Exercise: Check each line of the material below for "name", then copy the ones that contain it.

Source material:
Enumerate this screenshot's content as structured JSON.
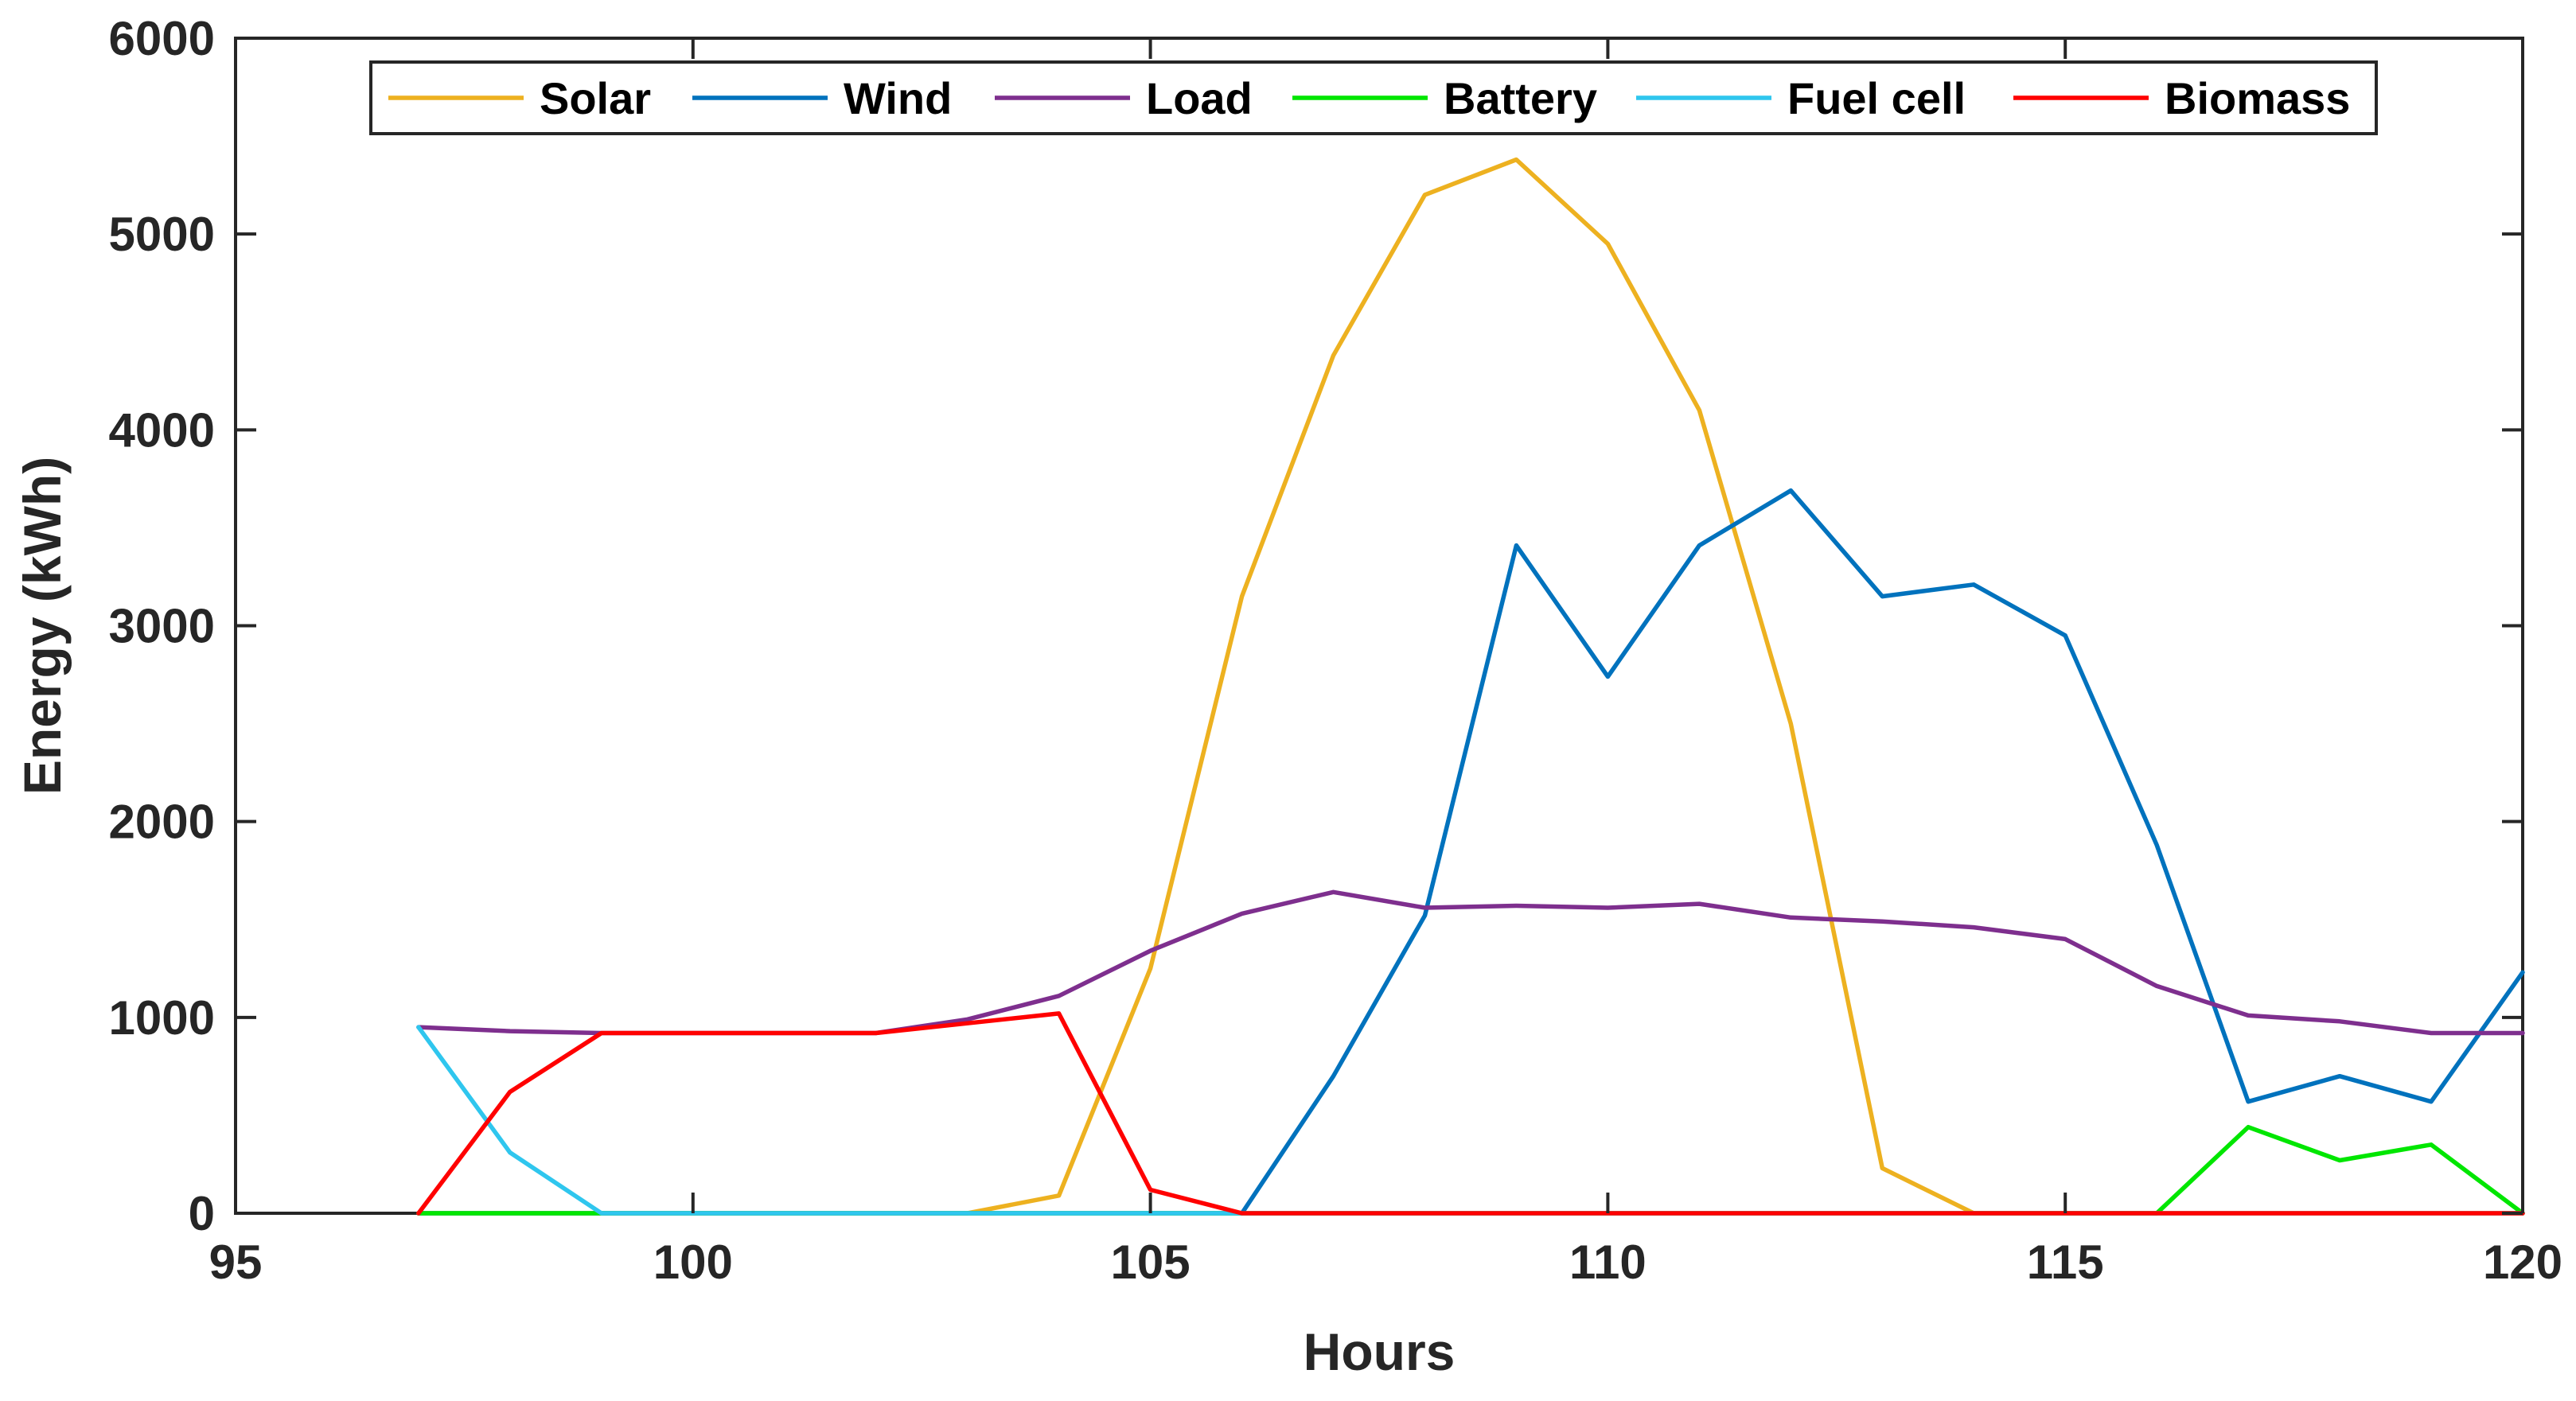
{
  "chart_data": {
    "type": "line",
    "title": "",
    "xlabel": "Hours",
    "ylabel": "Energy (kWh)",
    "xlim": [
      95,
      120
    ],
    "ylim": [
      0,
      6000
    ],
    "xticks": [
      "95",
      "100",
      "105",
      "110",
      "115",
      "120"
    ],
    "yticks": [
      "0",
      "1000",
      "2000",
      "3000",
      "4000",
      "5000",
      "6000"
    ],
    "grid": false,
    "legend_position": "top",
    "x": [
      97,
      98,
      99,
      100,
      101,
      102,
      103,
      104,
      105,
      106,
      107,
      108,
      109,
      110,
      111,
      112,
      113,
      114,
      115,
      116,
      117,
      118,
      119,
      120
    ],
    "series": [
      {
        "name": "Solar",
        "color": "#EDB120",
        "values": [
          0,
          0,
          0,
          0,
          0,
          0,
          0,
          90,
          1250,
          3150,
          4380,
          5200,
          5380,
          4950,
          4100,
          2500,
          230,
          0,
          0,
          0,
          0,
          0,
          0,
          0
        ]
      },
      {
        "name": "Wind",
        "color": "#0072BD",
        "values": [
          0,
          0,
          0,
          0,
          0,
          0,
          0,
          0,
          0,
          0,
          700,
          1520,
          3410,
          2740,
          3410,
          3690,
          3150,
          3210,
          2950,
          1880,
          570,
          700,
          570,
          1230
        ]
      },
      {
        "name": "Load",
        "color": "#7E2F8E",
        "values": [
          950,
          930,
          920,
          920,
          920,
          920,
          990,
          1110,
          1340,
          1530,
          1640,
          1560,
          1570,
          1560,
          1580,
          1510,
          1490,
          1460,
          1400,
          1160,
          1010,
          980,
          920,
          920
        ]
      },
      {
        "name": "Battery",
        "color": "#00E600",
        "values": [
          0,
          0,
          0,
          0,
          0,
          0,
          0,
          0,
          0,
          0,
          0,
          0,
          0,
          0,
          0,
          0,
          0,
          0,
          0,
          0,
          440,
          270,
          350,
          0
        ]
      },
      {
        "name": "Fuel cell",
        "color": "#2FC6EE",
        "values": [
          950,
          310,
          0,
          0,
          0,
          0,
          0,
          0,
          0,
          0,
          0,
          0,
          0,
          0,
          0,
          0,
          0,
          0,
          0,
          0,
          0,
          0,
          0,
          0
        ]
      },
      {
        "name": "Biomass",
        "color": "#FF0000",
        "values": [
          0,
          620,
          920,
          920,
          920,
          920,
          970,
          1020,
          120,
          0,
          0,
          0,
          0,
          0,
          0,
          0,
          0,
          0,
          0,
          0,
          0,
          0,
          0,
          0
        ]
      }
    ]
  }
}
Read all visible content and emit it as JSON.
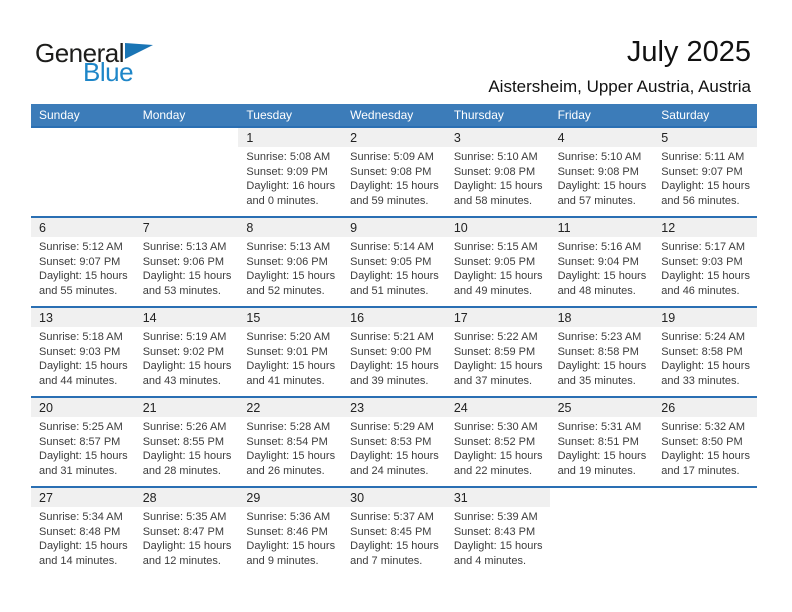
{
  "logo": {
    "general": "General",
    "blue": "Blue"
  },
  "header": {
    "title": "July 2025",
    "subtitle": "Aistersheim, Upper Austria, Austria"
  },
  "weekdays": [
    "Sunday",
    "Monday",
    "Tuesday",
    "Wednesday",
    "Thursday",
    "Friday",
    "Saturday"
  ],
  "colors": {
    "header_blue": "#3c7cb9",
    "row_border_blue": "#2a6fb3",
    "logo_blue": "#1e86c8",
    "band_gray": "#f0f0f0"
  },
  "weeks": [
    [
      null,
      null,
      {
        "day": "1",
        "sunrise": "Sunrise: 5:08 AM",
        "sunset": "Sunset: 9:09 PM",
        "daylight1": "Daylight: 16 hours",
        "daylight2": "and 0 minutes."
      },
      {
        "day": "2",
        "sunrise": "Sunrise: 5:09 AM",
        "sunset": "Sunset: 9:08 PM",
        "daylight1": "Daylight: 15 hours",
        "daylight2": "and 59 minutes."
      },
      {
        "day": "3",
        "sunrise": "Sunrise: 5:10 AM",
        "sunset": "Sunset: 9:08 PM",
        "daylight1": "Daylight: 15 hours",
        "daylight2": "and 58 minutes."
      },
      {
        "day": "4",
        "sunrise": "Sunrise: 5:10 AM",
        "sunset": "Sunset: 9:08 PM",
        "daylight1": "Daylight: 15 hours",
        "daylight2": "and 57 minutes."
      },
      {
        "day": "5",
        "sunrise": "Sunrise: 5:11 AM",
        "sunset": "Sunset: 9:07 PM",
        "daylight1": "Daylight: 15 hours",
        "daylight2": "and 56 minutes."
      }
    ],
    [
      {
        "day": "6",
        "sunrise": "Sunrise: 5:12 AM",
        "sunset": "Sunset: 9:07 PM",
        "daylight1": "Daylight: 15 hours",
        "daylight2": "and 55 minutes."
      },
      {
        "day": "7",
        "sunrise": "Sunrise: 5:13 AM",
        "sunset": "Sunset: 9:06 PM",
        "daylight1": "Daylight: 15 hours",
        "daylight2": "and 53 minutes."
      },
      {
        "day": "8",
        "sunrise": "Sunrise: 5:13 AM",
        "sunset": "Sunset: 9:06 PM",
        "daylight1": "Daylight: 15 hours",
        "daylight2": "and 52 minutes."
      },
      {
        "day": "9",
        "sunrise": "Sunrise: 5:14 AM",
        "sunset": "Sunset: 9:05 PM",
        "daylight1": "Daylight: 15 hours",
        "daylight2": "and 51 minutes."
      },
      {
        "day": "10",
        "sunrise": "Sunrise: 5:15 AM",
        "sunset": "Sunset: 9:05 PM",
        "daylight1": "Daylight: 15 hours",
        "daylight2": "and 49 minutes."
      },
      {
        "day": "11",
        "sunrise": "Sunrise: 5:16 AM",
        "sunset": "Sunset: 9:04 PM",
        "daylight1": "Daylight: 15 hours",
        "daylight2": "and 48 minutes."
      },
      {
        "day": "12",
        "sunrise": "Sunrise: 5:17 AM",
        "sunset": "Sunset: 9:03 PM",
        "daylight1": "Daylight: 15 hours",
        "daylight2": "and 46 minutes."
      }
    ],
    [
      {
        "day": "13",
        "sunrise": "Sunrise: 5:18 AM",
        "sunset": "Sunset: 9:03 PM",
        "daylight1": "Daylight: 15 hours",
        "daylight2": "and 44 minutes."
      },
      {
        "day": "14",
        "sunrise": "Sunrise: 5:19 AM",
        "sunset": "Sunset: 9:02 PM",
        "daylight1": "Daylight: 15 hours",
        "daylight2": "and 43 minutes."
      },
      {
        "day": "15",
        "sunrise": "Sunrise: 5:20 AM",
        "sunset": "Sunset: 9:01 PM",
        "daylight1": "Daylight: 15 hours",
        "daylight2": "and 41 minutes."
      },
      {
        "day": "16",
        "sunrise": "Sunrise: 5:21 AM",
        "sunset": "Sunset: 9:00 PM",
        "daylight1": "Daylight: 15 hours",
        "daylight2": "and 39 minutes."
      },
      {
        "day": "17",
        "sunrise": "Sunrise: 5:22 AM",
        "sunset": "Sunset: 8:59 PM",
        "daylight1": "Daylight: 15 hours",
        "daylight2": "and 37 minutes."
      },
      {
        "day": "18",
        "sunrise": "Sunrise: 5:23 AM",
        "sunset": "Sunset: 8:58 PM",
        "daylight1": "Daylight: 15 hours",
        "daylight2": "and 35 minutes."
      },
      {
        "day": "19",
        "sunrise": "Sunrise: 5:24 AM",
        "sunset": "Sunset: 8:58 PM",
        "daylight1": "Daylight: 15 hours",
        "daylight2": "and 33 minutes."
      }
    ],
    [
      {
        "day": "20",
        "sunrise": "Sunrise: 5:25 AM",
        "sunset": "Sunset: 8:57 PM",
        "daylight1": "Daylight: 15 hours",
        "daylight2": "and 31 minutes."
      },
      {
        "day": "21",
        "sunrise": "Sunrise: 5:26 AM",
        "sunset": "Sunset: 8:55 PM",
        "daylight1": "Daylight: 15 hours",
        "daylight2": "and 28 minutes."
      },
      {
        "day": "22",
        "sunrise": "Sunrise: 5:28 AM",
        "sunset": "Sunset: 8:54 PM",
        "daylight1": "Daylight: 15 hours",
        "daylight2": "and 26 minutes."
      },
      {
        "day": "23",
        "sunrise": "Sunrise: 5:29 AM",
        "sunset": "Sunset: 8:53 PM",
        "daylight1": "Daylight: 15 hours",
        "daylight2": "and 24 minutes."
      },
      {
        "day": "24",
        "sunrise": "Sunrise: 5:30 AM",
        "sunset": "Sunset: 8:52 PM",
        "daylight1": "Daylight: 15 hours",
        "daylight2": "and 22 minutes."
      },
      {
        "day": "25",
        "sunrise": "Sunrise: 5:31 AM",
        "sunset": "Sunset: 8:51 PM",
        "daylight1": "Daylight: 15 hours",
        "daylight2": "and 19 minutes."
      },
      {
        "day": "26",
        "sunrise": "Sunrise: 5:32 AM",
        "sunset": "Sunset: 8:50 PM",
        "daylight1": "Daylight: 15 hours",
        "daylight2": "and 17 minutes."
      }
    ],
    [
      {
        "day": "27",
        "sunrise": "Sunrise: 5:34 AM",
        "sunset": "Sunset: 8:48 PM",
        "daylight1": "Daylight: 15 hours",
        "daylight2": "and 14 minutes."
      },
      {
        "day": "28",
        "sunrise": "Sunrise: 5:35 AM",
        "sunset": "Sunset: 8:47 PM",
        "daylight1": "Daylight: 15 hours",
        "daylight2": "and 12 minutes."
      },
      {
        "day": "29",
        "sunrise": "Sunrise: 5:36 AM",
        "sunset": "Sunset: 8:46 PM",
        "daylight1": "Daylight: 15 hours",
        "daylight2": "and 9 minutes."
      },
      {
        "day": "30",
        "sunrise": "Sunrise: 5:37 AM",
        "sunset": "Sunset: 8:45 PM",
        "daylight1": "Daylight: 15 hours",
        "daylight2": "and 7 minutes."
      },
      {
        "day": "31",
        "sunrise": "Sunrise: 5:39 AM",
        "sunset": "Sunset: 8:43 PM",
        "daylight1": "Daylight: 15 hours",
        "daylight2": "and 4 minutes."
      },
      null,
      null
    ]
  ]
}
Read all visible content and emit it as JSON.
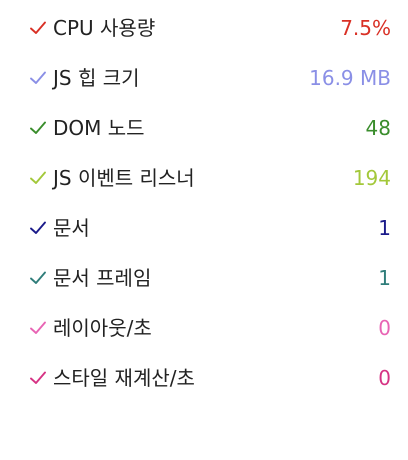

Full output:
        "name": "Solar",
        "name": "Wind",
        "name": "Load",
        "name": "Battery",
        "name": "Fuel cell",
        "name": "Biomass",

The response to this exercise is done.